Retype the material in full, keeping every word the same.
**********
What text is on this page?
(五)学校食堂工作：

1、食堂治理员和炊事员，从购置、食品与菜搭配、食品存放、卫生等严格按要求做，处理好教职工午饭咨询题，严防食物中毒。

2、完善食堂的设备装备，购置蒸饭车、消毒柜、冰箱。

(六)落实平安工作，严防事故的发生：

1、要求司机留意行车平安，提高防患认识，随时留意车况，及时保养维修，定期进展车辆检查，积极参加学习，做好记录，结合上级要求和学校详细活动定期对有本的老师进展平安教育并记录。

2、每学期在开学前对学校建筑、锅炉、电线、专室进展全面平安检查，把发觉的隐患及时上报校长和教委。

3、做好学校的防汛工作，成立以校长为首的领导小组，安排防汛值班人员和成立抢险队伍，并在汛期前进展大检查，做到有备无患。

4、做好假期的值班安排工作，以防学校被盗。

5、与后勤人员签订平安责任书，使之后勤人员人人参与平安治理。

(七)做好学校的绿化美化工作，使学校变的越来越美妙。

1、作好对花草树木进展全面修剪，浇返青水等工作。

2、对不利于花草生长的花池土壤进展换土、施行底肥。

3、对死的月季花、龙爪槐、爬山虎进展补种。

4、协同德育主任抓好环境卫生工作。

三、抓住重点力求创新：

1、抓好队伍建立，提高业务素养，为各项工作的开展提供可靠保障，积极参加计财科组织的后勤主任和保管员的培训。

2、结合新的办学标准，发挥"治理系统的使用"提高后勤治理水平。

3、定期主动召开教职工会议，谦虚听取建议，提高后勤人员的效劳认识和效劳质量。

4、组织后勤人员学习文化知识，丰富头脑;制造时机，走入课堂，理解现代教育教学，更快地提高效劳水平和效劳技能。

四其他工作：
**********
:: TASK SOLUTION ::
What text is on this page?
(五)学校食堂工作：

1、食堂治理员和炊事员，从购置、食品与菜搭配、食品存放、卫生等严格按要求做，处理好教职工午饭咨询题，严防食物中毒。

2、完善食堂的设备装备，购置蒸饭车、消毒柜、冰箱。

(六)落实平安工作，严防事故的发生：

1、要求司机留意行车平安，提高防患认识，随时留意车况，及时保养维修，定期进展车辆检查，积极参加学习，做好记录，结合上级要求和学校详细活动定期对有本的老师进展平安教育并记录。

2、每学期在开学前对学校建筑、锅炉、电线、专室进展全面平安检查，把发觉的隐患及时上报校长和教委。

3、做好学校的防汛工作，成立以校长为首的领导小组，安排防汛值班人员和成立抢险队伍，并在汛期前进展大检查，做到有备无患。

4、做好假期的值班安排工作，以防学校被盗。

5、与后勤人员签订平安责任书，使之后勤人员人人参与平安治理。

(七)做好学校的绿化美化工作，使学校变的越来越美妙。

1、作好对花草树木进展全面修剪，浇返青水等工作。

2、对不利于花草生长的花池土壤进展换土、施行底肥。

3、对死的月季花、龙爪槐、爬山虎进展补种。

4、协同德育主任抓好环境卫生工作。

三、抓住重点力求创新：

1、抓好队伍建立，提高业务素养，为各项工作的开展提供可靠保障，积极参加计财科组织的后勤主任和保管员的培训。

2、结合新的办学标准，发挥"治理系统的使用"提高后勤治理水平。

3、定期主动召开教职工会议，谦虚听取建议，提高后勤人员的效劳认识和效劳质量。

4、组织后勤人员学习文化知识，丰富头脑;制造时机，走入课堂，理解现代教育教学，更快地提高效劳水平和效劳技能。

四其他工作：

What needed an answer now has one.